### Task directions
Go through the entries below and count the lines holding the word "this". Reply with only the number, please.

### Data supplied
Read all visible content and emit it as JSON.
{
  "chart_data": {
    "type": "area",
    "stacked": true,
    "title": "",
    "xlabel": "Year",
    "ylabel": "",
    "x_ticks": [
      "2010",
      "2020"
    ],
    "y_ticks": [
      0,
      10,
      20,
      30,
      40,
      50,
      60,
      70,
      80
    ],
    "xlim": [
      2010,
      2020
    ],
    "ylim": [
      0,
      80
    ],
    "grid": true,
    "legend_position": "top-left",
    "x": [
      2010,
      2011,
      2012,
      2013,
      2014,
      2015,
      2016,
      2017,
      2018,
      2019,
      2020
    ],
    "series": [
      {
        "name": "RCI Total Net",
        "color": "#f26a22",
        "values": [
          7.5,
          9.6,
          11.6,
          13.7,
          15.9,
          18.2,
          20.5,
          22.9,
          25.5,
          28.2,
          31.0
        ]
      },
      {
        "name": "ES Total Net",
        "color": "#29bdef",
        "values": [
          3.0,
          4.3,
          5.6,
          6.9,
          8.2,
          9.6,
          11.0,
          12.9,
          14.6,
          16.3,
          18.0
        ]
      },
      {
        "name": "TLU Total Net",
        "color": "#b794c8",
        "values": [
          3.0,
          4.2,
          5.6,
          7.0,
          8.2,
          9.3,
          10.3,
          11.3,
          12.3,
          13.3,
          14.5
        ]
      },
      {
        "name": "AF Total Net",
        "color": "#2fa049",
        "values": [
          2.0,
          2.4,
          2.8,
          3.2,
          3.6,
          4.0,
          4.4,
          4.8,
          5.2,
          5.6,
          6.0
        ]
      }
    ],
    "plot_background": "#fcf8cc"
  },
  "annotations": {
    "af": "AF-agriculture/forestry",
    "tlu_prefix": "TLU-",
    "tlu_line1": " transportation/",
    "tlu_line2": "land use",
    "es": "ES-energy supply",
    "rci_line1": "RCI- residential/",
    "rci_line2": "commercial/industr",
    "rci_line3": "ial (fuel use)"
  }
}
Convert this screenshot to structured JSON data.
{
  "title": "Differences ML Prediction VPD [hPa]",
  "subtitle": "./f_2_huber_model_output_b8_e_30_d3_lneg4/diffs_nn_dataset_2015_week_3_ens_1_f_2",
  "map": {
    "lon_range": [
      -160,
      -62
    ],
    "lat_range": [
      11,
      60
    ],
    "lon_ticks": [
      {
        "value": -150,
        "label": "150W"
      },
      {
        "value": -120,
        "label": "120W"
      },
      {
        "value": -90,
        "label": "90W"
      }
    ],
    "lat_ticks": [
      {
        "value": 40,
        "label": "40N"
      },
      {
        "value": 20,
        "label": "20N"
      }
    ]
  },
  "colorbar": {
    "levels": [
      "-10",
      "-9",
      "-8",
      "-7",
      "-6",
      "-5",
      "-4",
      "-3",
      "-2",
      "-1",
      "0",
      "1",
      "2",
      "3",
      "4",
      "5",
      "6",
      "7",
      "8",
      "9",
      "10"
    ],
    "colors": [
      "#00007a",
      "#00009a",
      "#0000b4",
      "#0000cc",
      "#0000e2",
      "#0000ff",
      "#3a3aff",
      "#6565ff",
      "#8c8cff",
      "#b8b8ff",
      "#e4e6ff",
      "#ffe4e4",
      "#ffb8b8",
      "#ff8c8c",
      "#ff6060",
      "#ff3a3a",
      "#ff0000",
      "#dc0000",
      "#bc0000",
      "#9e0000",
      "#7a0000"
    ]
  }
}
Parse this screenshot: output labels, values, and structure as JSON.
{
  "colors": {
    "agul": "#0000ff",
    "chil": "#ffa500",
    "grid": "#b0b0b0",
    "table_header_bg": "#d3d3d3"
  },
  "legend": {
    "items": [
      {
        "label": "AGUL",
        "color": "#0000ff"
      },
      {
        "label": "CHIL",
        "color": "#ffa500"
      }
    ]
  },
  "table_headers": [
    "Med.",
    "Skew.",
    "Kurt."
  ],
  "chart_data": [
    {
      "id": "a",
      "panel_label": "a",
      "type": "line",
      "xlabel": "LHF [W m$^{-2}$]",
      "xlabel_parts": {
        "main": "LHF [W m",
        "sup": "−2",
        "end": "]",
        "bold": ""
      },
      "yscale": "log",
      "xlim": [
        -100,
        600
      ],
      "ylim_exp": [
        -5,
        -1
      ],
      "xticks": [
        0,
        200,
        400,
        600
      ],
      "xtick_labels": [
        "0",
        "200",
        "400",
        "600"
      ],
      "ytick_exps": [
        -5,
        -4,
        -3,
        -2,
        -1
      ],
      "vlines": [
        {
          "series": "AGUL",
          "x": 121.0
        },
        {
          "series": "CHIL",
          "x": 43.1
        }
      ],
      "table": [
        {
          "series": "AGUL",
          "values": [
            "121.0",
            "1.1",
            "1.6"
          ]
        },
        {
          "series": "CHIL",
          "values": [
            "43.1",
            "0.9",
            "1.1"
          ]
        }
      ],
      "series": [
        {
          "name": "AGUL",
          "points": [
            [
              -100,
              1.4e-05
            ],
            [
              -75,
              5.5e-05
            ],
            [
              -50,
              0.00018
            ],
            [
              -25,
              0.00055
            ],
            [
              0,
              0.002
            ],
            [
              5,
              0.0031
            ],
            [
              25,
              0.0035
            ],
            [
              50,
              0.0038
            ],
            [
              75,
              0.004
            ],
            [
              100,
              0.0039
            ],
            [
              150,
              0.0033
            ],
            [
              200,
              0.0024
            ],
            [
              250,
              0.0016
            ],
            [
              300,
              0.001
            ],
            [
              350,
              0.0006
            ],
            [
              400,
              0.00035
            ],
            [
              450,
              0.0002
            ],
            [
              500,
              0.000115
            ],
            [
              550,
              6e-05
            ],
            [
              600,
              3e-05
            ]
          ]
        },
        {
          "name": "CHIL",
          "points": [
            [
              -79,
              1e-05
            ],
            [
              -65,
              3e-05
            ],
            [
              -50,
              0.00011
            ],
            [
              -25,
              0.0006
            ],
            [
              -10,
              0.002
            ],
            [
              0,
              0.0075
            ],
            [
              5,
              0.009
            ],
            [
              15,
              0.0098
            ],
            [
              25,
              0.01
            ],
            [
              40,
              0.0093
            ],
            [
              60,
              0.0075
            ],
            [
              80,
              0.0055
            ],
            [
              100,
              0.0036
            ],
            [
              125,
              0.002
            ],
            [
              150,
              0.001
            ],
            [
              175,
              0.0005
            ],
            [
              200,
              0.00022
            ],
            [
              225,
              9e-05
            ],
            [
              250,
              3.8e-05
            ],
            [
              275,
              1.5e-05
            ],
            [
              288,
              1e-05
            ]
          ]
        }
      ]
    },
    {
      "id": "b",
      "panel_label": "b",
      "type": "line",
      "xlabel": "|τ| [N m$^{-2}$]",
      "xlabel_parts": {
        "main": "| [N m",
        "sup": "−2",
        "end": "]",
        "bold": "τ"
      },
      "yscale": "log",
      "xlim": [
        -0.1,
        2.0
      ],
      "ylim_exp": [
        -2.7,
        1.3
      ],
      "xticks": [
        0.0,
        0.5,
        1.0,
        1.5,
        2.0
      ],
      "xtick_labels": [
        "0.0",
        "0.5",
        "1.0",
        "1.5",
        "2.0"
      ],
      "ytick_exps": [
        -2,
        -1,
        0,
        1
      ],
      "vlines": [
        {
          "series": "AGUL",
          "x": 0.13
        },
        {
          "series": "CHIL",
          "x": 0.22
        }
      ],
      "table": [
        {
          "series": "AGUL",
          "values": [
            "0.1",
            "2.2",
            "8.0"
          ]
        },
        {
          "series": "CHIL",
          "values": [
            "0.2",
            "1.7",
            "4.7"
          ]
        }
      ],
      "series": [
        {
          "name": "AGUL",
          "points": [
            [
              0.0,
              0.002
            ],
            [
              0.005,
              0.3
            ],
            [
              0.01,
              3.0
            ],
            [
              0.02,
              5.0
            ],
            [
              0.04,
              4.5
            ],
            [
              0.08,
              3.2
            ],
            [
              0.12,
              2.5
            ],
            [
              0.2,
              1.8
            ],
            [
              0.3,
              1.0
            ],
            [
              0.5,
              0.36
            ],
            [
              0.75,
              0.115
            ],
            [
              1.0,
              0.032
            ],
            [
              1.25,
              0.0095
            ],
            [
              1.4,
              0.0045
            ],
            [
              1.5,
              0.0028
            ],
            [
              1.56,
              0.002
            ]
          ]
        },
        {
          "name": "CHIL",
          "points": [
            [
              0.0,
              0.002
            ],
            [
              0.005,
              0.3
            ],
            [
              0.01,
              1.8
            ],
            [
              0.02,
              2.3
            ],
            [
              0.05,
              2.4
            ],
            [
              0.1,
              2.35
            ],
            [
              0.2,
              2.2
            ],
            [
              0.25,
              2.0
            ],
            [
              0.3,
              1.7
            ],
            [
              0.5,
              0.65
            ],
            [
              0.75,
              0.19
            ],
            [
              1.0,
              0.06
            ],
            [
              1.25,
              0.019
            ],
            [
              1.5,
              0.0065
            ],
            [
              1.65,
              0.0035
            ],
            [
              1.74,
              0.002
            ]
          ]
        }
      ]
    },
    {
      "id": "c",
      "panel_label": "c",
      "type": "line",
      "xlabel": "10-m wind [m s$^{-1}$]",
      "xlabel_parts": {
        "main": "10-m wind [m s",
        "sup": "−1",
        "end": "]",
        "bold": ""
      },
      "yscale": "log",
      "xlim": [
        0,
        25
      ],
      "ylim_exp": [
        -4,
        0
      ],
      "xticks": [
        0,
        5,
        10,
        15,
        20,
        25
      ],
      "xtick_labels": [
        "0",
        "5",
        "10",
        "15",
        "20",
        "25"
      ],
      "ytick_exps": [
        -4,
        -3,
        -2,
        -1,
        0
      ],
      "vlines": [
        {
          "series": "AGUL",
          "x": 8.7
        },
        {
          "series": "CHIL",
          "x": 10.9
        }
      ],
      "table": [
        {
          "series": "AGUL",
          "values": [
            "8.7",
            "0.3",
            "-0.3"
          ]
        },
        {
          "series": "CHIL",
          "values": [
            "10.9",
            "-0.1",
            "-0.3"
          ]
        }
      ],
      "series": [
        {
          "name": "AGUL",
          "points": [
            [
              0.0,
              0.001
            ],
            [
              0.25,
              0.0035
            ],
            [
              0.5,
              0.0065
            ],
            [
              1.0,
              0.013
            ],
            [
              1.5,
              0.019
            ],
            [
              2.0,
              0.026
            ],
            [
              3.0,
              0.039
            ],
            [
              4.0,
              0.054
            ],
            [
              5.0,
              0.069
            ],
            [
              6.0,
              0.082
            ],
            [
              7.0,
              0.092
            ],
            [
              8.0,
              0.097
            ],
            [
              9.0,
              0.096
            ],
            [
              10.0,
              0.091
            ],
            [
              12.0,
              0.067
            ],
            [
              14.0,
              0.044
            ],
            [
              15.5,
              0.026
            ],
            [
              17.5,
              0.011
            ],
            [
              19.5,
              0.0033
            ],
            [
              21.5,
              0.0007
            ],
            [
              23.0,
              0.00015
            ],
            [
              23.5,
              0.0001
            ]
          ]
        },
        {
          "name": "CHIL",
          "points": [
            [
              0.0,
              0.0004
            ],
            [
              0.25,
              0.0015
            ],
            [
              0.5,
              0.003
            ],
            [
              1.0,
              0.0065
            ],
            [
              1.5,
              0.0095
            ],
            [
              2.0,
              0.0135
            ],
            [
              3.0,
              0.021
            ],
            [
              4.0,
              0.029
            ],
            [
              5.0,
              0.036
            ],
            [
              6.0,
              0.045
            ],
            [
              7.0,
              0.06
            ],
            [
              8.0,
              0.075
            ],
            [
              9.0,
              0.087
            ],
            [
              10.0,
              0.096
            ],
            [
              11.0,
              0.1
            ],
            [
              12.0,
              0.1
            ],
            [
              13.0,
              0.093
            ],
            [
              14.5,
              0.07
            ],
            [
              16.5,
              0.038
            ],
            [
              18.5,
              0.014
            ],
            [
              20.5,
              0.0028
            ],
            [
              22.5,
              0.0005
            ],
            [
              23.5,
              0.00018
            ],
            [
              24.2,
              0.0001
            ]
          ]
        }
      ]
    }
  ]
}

### Final result
2